>> Begin LISTED ENTRIES
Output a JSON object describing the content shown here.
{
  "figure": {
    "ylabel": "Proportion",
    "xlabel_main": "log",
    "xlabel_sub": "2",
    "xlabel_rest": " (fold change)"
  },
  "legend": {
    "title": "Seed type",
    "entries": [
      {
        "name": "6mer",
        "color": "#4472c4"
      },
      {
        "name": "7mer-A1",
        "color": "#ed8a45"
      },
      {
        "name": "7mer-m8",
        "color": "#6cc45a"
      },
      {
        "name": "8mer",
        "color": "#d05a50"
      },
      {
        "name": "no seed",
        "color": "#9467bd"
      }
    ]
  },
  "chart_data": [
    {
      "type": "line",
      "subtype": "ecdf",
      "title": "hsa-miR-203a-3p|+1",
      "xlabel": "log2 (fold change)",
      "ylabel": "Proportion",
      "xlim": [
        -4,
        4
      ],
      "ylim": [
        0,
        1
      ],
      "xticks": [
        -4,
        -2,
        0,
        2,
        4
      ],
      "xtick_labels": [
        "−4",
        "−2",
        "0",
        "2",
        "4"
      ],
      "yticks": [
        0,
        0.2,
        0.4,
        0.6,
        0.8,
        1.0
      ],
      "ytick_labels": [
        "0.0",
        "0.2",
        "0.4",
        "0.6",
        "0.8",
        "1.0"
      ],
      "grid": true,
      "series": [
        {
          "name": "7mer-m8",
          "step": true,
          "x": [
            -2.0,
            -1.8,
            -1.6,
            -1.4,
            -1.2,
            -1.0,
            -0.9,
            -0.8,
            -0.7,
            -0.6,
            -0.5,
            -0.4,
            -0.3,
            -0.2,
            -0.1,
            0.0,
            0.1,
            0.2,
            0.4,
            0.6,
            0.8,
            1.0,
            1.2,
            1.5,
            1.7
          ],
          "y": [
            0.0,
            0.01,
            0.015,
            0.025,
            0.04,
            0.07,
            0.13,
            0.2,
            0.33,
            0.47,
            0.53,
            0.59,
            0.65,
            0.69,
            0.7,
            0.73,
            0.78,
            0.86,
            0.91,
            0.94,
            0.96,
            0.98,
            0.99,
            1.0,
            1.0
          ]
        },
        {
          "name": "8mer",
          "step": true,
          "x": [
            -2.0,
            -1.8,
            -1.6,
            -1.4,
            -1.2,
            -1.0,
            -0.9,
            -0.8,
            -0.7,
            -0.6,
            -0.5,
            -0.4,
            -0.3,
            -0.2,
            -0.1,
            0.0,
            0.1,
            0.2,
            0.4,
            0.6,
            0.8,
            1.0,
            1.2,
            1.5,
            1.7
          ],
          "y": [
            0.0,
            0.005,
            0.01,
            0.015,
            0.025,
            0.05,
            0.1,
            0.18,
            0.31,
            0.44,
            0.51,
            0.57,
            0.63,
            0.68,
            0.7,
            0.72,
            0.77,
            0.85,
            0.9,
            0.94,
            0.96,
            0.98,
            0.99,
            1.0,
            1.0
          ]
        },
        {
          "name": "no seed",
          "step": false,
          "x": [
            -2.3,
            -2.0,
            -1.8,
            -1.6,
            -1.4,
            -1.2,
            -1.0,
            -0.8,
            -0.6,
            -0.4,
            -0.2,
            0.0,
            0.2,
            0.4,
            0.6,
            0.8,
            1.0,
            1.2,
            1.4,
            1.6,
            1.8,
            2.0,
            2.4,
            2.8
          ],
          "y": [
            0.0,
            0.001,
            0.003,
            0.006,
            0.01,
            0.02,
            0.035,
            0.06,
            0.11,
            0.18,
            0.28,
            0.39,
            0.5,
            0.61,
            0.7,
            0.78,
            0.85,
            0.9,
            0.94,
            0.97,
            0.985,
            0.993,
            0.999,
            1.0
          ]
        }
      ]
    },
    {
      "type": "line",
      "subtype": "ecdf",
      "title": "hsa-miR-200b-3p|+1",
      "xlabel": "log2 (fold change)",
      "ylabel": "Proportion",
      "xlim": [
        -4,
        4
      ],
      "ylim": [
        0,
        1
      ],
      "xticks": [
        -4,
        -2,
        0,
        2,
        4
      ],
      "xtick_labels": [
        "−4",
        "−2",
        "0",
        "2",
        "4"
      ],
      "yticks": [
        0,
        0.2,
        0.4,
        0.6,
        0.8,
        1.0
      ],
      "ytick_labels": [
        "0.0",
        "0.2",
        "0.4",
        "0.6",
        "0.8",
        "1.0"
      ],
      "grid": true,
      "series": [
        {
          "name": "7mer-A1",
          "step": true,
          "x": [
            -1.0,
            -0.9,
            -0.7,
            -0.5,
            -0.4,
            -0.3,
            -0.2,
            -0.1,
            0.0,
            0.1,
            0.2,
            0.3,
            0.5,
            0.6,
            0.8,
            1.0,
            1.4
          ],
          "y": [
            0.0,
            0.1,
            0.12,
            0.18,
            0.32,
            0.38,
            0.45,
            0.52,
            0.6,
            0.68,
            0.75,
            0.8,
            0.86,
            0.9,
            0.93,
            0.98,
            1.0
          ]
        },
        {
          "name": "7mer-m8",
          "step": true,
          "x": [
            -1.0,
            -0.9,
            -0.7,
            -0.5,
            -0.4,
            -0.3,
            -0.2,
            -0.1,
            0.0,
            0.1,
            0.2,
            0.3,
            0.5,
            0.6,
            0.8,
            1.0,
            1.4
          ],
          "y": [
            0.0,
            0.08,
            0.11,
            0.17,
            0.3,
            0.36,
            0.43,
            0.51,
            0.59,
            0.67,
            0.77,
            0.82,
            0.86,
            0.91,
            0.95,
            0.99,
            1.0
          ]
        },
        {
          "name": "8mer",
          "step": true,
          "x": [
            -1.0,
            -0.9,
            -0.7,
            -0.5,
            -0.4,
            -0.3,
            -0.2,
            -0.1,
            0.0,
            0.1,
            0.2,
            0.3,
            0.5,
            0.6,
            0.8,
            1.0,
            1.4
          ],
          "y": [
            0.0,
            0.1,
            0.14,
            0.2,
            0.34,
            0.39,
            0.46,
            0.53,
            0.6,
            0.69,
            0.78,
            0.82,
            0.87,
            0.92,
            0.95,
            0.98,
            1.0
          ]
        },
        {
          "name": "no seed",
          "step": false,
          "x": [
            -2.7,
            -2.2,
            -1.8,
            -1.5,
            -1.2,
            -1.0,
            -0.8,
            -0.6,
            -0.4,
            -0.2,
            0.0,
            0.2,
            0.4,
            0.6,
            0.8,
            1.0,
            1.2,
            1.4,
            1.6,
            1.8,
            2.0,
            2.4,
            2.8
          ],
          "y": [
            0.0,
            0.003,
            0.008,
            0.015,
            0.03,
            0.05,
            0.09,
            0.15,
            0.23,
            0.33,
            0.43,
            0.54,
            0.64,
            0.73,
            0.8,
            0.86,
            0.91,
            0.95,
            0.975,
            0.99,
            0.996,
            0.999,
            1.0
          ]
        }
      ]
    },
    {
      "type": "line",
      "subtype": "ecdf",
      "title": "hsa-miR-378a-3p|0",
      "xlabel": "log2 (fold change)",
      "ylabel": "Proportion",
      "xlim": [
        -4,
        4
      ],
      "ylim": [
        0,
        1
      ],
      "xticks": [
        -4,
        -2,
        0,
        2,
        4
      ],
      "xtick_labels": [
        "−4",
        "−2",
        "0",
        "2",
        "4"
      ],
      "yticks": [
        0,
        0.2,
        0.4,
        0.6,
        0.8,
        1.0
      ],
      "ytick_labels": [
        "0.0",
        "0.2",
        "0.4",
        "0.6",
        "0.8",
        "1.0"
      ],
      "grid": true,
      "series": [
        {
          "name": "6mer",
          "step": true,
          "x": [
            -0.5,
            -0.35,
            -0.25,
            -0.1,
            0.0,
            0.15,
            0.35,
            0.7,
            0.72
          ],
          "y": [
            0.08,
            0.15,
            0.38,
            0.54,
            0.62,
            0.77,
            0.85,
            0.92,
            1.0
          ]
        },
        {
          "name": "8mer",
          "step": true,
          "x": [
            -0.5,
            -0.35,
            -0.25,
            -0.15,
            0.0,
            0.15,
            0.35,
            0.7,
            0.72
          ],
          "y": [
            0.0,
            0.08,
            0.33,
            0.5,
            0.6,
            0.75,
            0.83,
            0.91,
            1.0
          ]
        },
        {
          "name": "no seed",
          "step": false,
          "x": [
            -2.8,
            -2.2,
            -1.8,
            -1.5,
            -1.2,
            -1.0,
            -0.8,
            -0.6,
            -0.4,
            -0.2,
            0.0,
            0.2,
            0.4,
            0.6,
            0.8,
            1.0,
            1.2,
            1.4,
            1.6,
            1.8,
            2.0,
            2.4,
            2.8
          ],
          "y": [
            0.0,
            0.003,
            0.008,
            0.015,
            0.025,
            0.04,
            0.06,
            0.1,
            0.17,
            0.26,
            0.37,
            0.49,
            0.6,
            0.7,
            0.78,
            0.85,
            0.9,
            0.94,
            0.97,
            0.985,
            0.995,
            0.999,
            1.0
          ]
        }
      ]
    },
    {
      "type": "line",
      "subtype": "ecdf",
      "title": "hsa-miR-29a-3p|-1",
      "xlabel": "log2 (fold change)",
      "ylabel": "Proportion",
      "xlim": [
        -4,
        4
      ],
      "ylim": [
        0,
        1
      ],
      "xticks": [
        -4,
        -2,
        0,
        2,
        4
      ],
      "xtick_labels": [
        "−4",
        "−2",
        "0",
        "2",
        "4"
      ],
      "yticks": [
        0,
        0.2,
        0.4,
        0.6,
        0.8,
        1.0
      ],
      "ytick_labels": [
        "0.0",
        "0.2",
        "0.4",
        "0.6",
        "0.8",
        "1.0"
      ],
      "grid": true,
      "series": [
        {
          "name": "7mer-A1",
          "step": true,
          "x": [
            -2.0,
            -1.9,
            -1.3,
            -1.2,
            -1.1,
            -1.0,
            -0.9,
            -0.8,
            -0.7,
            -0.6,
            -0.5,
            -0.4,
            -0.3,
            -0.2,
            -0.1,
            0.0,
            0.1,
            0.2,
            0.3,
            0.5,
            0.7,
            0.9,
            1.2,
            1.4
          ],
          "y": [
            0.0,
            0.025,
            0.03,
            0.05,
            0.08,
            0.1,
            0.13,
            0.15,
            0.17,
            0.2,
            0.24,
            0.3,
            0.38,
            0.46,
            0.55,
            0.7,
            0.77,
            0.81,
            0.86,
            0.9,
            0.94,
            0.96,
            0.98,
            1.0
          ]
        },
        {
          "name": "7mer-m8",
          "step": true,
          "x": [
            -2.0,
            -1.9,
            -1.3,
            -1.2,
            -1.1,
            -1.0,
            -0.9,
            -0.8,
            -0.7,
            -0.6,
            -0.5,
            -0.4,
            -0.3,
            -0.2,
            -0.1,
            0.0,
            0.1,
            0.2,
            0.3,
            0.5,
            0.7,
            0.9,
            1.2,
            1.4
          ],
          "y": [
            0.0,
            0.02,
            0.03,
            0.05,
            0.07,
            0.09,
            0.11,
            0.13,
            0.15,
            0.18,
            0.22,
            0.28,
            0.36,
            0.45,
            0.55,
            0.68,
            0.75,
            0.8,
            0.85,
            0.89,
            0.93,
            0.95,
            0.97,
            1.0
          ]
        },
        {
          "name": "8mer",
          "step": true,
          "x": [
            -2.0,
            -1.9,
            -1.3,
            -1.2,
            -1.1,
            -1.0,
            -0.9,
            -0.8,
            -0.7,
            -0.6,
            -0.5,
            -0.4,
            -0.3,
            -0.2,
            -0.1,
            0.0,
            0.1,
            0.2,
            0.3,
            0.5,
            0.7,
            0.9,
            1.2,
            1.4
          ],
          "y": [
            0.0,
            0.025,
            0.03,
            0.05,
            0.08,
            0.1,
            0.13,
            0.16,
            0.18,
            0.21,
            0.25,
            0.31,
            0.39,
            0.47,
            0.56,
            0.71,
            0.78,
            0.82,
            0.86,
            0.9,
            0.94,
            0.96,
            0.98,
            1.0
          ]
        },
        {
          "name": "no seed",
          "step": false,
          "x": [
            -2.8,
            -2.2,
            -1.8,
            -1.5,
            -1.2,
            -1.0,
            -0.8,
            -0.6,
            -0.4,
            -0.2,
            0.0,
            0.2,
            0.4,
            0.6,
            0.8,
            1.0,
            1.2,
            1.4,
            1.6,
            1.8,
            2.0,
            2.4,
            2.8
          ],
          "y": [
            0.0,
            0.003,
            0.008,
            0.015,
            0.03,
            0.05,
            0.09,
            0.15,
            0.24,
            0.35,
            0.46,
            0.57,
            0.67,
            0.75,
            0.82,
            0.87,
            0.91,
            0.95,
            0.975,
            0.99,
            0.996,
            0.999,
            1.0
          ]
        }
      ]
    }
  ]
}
>> End LISTED ENTRIES
◆ SHORT EXERCISE: Look over the listing above. Pick out and copy every line that includes "color".

◆ ANSWER TO THIS TASK:
        "color": "#4472c4"
        "color": "#ed8a45"
        "color": "#6cc45a"
        "color": "#d05a50"
        "color": "#9467bd"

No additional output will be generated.